## WHAT TO WORK ON
Copy the material below line for line, with no changes.
** Start **
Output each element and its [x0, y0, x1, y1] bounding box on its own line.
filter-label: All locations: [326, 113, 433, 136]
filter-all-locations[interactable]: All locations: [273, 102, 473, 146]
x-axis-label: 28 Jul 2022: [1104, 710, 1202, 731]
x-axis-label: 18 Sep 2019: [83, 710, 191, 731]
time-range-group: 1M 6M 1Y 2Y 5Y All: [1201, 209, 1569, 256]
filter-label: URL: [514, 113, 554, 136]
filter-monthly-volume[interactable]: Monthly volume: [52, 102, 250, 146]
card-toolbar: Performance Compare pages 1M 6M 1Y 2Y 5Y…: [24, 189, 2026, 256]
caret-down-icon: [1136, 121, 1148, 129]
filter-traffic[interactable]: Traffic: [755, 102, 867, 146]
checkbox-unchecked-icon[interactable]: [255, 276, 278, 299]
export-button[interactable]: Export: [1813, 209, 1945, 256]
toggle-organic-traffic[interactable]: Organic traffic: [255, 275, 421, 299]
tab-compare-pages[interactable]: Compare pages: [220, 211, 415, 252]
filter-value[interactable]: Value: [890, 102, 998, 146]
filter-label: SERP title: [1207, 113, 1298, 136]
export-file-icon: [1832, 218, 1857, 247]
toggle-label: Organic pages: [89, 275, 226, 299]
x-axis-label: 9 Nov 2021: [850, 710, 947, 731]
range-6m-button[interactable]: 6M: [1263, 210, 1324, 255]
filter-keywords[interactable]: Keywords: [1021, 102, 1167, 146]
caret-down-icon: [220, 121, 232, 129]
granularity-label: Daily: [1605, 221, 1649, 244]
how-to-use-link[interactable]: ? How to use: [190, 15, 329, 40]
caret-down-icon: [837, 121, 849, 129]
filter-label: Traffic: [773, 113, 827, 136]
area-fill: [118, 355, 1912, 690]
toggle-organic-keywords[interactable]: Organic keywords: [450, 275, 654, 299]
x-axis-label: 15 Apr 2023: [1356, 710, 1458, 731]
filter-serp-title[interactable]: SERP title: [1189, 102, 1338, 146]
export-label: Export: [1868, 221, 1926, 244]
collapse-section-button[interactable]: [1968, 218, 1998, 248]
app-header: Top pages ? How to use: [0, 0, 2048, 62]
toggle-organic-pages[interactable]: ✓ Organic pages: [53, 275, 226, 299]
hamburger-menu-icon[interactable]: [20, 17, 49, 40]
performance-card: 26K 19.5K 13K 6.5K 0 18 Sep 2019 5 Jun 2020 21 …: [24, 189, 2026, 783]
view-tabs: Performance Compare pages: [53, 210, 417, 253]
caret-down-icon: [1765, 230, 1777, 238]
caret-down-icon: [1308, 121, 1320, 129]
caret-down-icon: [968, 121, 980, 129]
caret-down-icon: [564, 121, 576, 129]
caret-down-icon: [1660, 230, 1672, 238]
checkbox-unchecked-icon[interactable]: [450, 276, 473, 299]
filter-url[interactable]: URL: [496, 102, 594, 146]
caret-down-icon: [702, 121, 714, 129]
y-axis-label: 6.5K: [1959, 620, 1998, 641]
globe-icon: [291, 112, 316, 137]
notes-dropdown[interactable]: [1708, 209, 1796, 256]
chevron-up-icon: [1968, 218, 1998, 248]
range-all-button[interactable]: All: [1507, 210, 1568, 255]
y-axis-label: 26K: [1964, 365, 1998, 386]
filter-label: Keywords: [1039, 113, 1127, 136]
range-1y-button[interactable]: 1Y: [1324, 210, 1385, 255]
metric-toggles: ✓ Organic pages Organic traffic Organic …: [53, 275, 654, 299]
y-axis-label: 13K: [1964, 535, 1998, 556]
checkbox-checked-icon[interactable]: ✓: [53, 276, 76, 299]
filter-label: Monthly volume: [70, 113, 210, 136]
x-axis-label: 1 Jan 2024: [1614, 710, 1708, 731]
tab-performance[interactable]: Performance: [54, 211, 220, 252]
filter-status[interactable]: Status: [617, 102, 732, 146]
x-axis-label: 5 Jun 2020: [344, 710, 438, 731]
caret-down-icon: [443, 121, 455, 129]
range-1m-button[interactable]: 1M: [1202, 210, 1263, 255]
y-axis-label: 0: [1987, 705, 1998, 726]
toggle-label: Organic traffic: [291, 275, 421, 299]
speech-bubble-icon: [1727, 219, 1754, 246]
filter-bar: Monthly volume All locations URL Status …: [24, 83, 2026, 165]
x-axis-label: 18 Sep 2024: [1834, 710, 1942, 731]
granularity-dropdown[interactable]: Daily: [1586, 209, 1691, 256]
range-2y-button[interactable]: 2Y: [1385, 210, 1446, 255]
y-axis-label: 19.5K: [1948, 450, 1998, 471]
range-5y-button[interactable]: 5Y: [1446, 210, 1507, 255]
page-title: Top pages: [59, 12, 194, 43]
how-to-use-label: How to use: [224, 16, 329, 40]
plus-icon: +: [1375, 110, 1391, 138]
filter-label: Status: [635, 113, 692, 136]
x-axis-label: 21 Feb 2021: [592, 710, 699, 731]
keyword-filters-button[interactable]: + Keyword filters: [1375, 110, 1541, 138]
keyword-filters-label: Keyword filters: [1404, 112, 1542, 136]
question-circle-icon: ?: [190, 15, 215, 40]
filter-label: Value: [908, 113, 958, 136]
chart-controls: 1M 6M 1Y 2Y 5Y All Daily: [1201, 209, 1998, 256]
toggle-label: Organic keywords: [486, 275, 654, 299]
** End **
## EXPECTED ANSWER
Output each element and its [x0, y0, x1, y1] bounding box on its own line.
filter-label: All locations: [326, 113, 433, 136]
filter-all-locations[interactable]: All locations: [273, 102, 473, 146]
x-axis-label: 28 Jul 2022: [1104, 710, 1202, 731]
x-axis-label: 18 Sep 2019: [83, 710, 191, 731]
time-range-group: 1M 6M 1Y 2Y 5Y All: [1201, 209, 1569, 256]
filter-label: URL: [514, 113, 554, 136]
filter-monthly-volume[interactable]: Monthly volume: [52, 102, 250, 146]
card-toolbar: Performance Compare pages 1M 6M 1Y 2Y 5Y…: [24, 189, 2026, 256]
caret-down-icon: [1136, 121, 1148, 129]
filter-traffic[interactable]: Traffic: [755, 102, 867, 146]
checkbox-unchecked-icon[interactable]: [255, 276, 278, 299]
export-button[interactable]: Export: [1813, 209, 1945, 256]
toggle-organic-traffic[interactable]: Organic traffic: [255, 275, 421, 299]
tab-compare-pages[interactable]: Compare pages: [220, 211, 415, 252]
filter-value[interactable]: Value: [890, 102, 998, 146]
filter-label: SERP title: [1207, 113, 1298, 136]
export-file-icon: [1832, 218, 1857, 247]
toggle-label: Organic pages: [89, 275, 226, 299]
x-axis-label: 9 Nov 2021: [850, 710, 947, 731]
range-6m-button[interactable]: 6M: [1263, 210, 1324, 255]
filter-keywords[interactable]: Keywords: [1021, 102, 1167, 146]
caret-down-icon: [220, 121, 232, 129]
granularity-label: Daily: [1605, 221, 1649, 244]
how-to-use-link[interactable]: ? How to use: [190, 15, 329, 40]
caret-down-icon: [837, 121, 849, 129]
filter-label: Traffic: [773, 113, 827, 136]
area-fill: [118, 355, 1912, 690]
toggle-organic-keywords[interactable]: Organic keywords: [450, 275, 654, 299]
x-axis-label: 15 Apr 2023: [1356, 710, 1458, 731]
filter-serp-title[interactable]: SERP title: [1189, 102, 1338, 146]
export-label: Export: [1868, 221, 1926, 244]
collapse-section-button[interactable]: [1968, 218, 1998, 248]
app-header: Top pages ? How to use: [0, 0, 2048, 62]
toggle-organic-pages[interactable]: ✓ Organic pages: [53, 275, 226, 299]
hamburger-menu-icon[interactable]: [20, 17, 49, 40]
performance-card: 26K 19.5K 13K 6.5K 0 18 Sep 2019 5 Jun 2020 21 …: [24, 189, 2026, 783]
view-tabs: Performance Compare pages: [53, 210, 417, 253]
caret-down-icon: [1765, 230, 1777, 238]
caret-down-icon: [1308, 121, 1320, 129]
caret-down-icon: [968, 121, 980, 129]
caret-down-icon: [564, 121, 576, 129]
caret-down-icon: [1660, 230, 1672, 238]
checkbox-unchecked-icon[interactable]: [450, 276, 473, 299]
filter-url[interactable]: URL: [496, 102, 594, 146]
caret-down-icon: [702, 121, 714, 129]
y-axis-label: 6.5K: [1959, 620, 1998, 641]
globe-icon: [291, 112, 316, 137]
notes-dropdown[interactable]: [1708, 209, 1796, 256]
chevron-up-icon: [1968, 218, 1998, 248]
range-all-button[interactable]: All: [1507, 210, 1568, 255]
y-axis-label: 26K: [1964, 365, 1998, 386]
filter-label: Keywords: [1039, 113, 1127, 136]
range-1y-button[interactable]: 1Y: [1324, 210, 1385, 255]
metric-toggles: ✓ Organic pages Organic traffic Organic …: [53, 275, 654, 299]
y-axis-label: 13K: [1964, 535, 1998, 556]
checkbox-checked-icon[interactable]: ✓: [53, 276, 76, 299]
filter-label: Monthly volume: [70, 113, 210, 136]
x-axis-label: 1 Jan 2024: [1614, 710, 1708, 731]
tab-performance[interactable]: Performance: [54, 211, 220, 252]
filter-status[interactable]: Status: [617, 102, 732, 146]
x-axis-label: 5 Jun 2020: [344, 710, 438, 731]
caret-down-icon: [443, 121, 455, 129]
range-1m-button[interactable]: 1M: [1202, 210, 1263, 255]
y-axis-label: 0: [1987, 705, 1998, 726]
toggle-label: Organic traffic: [291, 275, 421, 299]
speech-bubble-icon: [1727, 219, 1754, 246]
filter-bar: Monthly volume All locations URL Status …: [24, 83, 2026, 165]
x-axis-label: 18 Sep 2024: [1834, 710, 1942, 731]
granularity-dropdown[interactable]: Daily: [1586, 209, 1691, 256]
range-2y-button[interactable]: 2Y: [1385, 210, 1446, 255]
y-axis-label: 19.5K: [1948, 450, 1998, 471]
range-5y-button[interactable]: 5Y: [1446, 210, 1507, 255]
page-title: Top pages: [59, 12, 194, 43]
how-to-use-label: How to use: [224, 16, 329, 40]
plus-icon: +: [1375, 110, 1391, 138]
filter-label: Status: [635, 113, 692, 136]
x-axis-label: 21 Feb 2021: [592, 710, 699, 731]
keyword-filters-button[interactable]: + Keyword filters: [1375, 110, 1541, 138]
keyword-filters-label: Keyword filters: [1404, 112, 1542, 136]
question-circle-icon: ?: [190, 15, 215, 40]
filter-label: Value: [908, 113, 958, 136]
chart-controls: 1M 6M 1Y 2Y 5Y All Daily: [1201, 209, 1998, 256]
toggle-label: Organic keywords: [486, 275, 654, 299]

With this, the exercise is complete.